# Entries supplied
- - -
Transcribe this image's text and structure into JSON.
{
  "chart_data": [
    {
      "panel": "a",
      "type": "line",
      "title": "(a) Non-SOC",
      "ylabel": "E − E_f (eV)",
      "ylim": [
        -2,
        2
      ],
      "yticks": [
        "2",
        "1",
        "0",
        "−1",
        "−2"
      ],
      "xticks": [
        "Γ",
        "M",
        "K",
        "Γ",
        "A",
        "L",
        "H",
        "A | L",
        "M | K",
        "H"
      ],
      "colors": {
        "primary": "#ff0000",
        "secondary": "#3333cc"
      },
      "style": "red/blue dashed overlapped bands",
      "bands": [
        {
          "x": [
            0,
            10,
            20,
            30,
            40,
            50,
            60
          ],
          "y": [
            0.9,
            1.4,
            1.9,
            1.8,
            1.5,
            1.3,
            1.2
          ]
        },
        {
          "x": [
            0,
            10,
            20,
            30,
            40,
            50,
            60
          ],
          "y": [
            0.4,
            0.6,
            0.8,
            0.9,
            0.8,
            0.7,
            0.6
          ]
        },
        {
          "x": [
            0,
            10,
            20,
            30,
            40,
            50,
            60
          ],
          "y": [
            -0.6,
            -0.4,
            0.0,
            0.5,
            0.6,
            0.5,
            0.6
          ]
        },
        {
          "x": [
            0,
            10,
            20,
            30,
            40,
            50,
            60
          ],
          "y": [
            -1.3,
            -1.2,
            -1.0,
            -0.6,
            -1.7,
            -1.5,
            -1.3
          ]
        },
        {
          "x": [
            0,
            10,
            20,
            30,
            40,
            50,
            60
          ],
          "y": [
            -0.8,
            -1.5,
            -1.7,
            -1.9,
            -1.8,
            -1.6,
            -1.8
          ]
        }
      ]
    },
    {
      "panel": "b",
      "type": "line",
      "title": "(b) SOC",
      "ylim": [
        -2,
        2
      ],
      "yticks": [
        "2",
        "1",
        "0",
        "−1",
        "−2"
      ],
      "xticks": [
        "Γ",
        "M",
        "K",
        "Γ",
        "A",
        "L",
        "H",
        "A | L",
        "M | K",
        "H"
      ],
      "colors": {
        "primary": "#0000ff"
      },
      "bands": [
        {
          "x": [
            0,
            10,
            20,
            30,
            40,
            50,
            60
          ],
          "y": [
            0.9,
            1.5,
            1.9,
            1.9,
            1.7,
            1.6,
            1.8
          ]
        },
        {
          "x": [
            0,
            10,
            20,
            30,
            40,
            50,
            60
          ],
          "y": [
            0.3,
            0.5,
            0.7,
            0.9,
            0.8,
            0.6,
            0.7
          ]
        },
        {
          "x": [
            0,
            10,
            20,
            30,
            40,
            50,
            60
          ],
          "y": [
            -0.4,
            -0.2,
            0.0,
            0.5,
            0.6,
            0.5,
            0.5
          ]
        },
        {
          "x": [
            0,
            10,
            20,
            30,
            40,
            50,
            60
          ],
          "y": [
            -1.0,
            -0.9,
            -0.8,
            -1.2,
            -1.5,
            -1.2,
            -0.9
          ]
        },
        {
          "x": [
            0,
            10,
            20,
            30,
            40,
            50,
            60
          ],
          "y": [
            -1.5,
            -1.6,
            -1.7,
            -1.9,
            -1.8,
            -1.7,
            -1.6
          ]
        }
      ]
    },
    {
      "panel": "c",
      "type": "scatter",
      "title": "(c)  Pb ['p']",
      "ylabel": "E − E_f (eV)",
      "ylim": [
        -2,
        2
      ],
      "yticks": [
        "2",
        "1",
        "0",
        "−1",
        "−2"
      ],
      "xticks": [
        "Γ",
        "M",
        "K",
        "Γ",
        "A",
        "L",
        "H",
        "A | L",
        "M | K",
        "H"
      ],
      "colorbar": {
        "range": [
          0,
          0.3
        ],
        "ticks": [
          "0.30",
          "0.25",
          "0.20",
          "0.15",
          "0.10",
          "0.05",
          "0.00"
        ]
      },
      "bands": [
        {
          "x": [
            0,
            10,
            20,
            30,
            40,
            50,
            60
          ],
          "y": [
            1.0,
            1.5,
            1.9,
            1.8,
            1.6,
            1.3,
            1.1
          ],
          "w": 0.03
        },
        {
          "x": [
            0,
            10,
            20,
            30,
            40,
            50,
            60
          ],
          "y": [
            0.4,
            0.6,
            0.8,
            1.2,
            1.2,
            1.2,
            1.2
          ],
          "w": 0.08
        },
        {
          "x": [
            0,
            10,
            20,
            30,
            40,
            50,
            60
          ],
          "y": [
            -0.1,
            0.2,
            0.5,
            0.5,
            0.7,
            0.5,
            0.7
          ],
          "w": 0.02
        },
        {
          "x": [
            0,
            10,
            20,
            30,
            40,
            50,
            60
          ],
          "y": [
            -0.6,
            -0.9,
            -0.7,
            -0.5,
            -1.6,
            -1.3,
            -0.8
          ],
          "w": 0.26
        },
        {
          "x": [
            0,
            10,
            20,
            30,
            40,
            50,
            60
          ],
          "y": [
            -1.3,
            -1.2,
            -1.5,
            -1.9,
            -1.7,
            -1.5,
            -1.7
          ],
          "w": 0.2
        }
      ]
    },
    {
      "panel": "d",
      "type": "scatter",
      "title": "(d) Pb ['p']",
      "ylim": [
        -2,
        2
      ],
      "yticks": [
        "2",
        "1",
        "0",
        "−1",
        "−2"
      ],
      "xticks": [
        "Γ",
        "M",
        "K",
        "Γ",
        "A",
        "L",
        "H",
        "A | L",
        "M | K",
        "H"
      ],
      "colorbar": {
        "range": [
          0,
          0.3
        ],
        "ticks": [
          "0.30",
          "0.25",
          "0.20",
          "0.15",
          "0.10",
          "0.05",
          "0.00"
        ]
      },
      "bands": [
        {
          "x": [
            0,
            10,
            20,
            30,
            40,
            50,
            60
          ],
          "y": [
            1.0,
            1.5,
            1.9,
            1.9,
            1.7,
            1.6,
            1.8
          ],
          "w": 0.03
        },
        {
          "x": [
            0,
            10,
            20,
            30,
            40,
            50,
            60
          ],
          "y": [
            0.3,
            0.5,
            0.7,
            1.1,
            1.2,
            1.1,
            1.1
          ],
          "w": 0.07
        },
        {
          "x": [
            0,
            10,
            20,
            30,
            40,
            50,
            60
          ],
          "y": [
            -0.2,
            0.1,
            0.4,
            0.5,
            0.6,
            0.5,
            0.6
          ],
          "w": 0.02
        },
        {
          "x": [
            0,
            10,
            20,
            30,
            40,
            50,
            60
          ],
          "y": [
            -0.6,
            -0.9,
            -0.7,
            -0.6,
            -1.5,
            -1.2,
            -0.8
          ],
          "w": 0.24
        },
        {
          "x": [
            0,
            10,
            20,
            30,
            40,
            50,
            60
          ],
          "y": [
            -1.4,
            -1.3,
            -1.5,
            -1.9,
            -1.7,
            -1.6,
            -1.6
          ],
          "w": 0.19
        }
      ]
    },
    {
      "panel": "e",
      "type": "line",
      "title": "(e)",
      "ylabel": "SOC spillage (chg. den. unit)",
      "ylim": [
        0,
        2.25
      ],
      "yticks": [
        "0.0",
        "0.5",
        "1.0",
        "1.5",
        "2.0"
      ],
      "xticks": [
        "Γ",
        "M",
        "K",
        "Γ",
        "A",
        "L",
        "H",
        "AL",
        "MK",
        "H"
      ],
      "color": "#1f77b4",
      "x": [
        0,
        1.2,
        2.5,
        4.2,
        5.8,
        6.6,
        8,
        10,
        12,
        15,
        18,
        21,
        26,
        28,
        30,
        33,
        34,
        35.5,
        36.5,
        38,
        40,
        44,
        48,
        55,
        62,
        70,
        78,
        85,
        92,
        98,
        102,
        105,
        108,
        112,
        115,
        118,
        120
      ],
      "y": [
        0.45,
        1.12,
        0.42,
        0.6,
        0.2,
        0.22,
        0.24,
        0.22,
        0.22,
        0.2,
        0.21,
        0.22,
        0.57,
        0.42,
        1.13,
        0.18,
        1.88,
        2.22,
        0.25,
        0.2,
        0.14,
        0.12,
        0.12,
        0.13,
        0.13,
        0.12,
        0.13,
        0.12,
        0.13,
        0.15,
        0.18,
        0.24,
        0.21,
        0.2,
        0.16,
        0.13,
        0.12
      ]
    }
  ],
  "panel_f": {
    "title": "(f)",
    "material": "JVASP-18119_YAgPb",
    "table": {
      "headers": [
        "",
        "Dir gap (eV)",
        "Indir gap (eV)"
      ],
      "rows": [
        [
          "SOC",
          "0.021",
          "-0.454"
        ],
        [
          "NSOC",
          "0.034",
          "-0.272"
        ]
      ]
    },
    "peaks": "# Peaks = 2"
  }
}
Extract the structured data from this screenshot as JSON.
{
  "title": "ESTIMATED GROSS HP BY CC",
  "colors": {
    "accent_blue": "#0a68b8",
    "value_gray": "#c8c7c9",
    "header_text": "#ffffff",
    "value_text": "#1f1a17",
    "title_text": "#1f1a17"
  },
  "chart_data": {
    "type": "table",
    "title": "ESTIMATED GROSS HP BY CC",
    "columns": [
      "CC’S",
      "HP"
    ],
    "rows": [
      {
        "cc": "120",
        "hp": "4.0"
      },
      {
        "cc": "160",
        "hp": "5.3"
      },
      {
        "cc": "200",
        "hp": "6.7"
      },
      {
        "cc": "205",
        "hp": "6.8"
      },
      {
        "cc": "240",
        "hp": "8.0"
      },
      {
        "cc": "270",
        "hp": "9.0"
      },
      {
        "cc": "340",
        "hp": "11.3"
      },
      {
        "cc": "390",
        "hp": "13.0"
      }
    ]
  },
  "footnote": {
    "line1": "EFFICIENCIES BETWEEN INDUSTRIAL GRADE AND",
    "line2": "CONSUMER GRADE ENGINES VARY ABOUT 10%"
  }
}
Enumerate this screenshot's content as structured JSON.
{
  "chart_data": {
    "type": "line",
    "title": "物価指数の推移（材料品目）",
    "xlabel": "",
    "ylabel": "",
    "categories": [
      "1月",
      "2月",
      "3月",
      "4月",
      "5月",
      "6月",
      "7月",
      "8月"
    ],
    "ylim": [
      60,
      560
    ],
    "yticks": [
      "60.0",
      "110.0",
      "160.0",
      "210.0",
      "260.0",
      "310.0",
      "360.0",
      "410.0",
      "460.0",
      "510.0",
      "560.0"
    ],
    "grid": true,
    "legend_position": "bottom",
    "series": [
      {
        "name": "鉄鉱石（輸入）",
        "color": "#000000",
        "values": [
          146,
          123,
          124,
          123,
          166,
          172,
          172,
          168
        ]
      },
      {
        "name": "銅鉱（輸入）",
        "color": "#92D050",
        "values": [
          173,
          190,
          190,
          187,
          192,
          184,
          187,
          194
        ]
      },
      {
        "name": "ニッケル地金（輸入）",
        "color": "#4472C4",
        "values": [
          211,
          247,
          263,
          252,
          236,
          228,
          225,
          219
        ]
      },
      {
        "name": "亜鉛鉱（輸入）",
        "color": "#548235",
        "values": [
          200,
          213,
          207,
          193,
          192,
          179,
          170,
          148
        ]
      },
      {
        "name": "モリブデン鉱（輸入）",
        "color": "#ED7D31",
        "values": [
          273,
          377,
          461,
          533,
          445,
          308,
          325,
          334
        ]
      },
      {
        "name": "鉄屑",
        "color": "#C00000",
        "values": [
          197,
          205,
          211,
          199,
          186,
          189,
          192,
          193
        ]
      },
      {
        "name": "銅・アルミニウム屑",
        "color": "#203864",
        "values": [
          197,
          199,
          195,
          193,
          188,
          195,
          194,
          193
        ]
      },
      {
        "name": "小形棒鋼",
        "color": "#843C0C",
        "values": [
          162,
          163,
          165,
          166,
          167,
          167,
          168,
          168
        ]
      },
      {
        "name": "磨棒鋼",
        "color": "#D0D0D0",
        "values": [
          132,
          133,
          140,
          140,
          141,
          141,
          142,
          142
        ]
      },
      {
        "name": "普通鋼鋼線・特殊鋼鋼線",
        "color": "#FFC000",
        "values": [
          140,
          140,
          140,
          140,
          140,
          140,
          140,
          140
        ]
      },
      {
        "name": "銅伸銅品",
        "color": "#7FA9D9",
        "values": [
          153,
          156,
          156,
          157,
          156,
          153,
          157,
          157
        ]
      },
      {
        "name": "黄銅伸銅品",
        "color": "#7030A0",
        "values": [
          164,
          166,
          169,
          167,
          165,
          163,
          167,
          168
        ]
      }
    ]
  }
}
- - -
# Written task
Scan the material above. Copy each line that holds the word "ESTIMATED".

# Answer to this task
  "title": "ESTIMATED GROSS HP BY CC",
    "title": "ESTIMATED GROSS HP BY CC",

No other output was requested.